Dataset records →
· · · ·

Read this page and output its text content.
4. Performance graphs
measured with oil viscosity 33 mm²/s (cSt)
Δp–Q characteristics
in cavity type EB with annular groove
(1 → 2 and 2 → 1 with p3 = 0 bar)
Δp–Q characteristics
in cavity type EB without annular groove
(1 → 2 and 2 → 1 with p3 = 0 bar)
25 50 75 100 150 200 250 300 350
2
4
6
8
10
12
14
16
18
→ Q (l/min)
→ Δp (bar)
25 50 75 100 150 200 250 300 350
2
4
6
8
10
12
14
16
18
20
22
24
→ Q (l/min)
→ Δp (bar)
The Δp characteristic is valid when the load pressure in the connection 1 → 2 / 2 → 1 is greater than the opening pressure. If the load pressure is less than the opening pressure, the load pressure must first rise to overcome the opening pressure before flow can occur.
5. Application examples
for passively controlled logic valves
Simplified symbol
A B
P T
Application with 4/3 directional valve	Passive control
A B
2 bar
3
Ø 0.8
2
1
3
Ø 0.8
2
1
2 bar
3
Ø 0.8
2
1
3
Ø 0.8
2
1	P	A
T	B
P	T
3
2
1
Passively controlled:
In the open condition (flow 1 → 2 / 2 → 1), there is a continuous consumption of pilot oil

· · · ·

Short task → Return every line containing "Application".

Written answer →
5. Application examples
Application with 4/3 directional valve	Passive control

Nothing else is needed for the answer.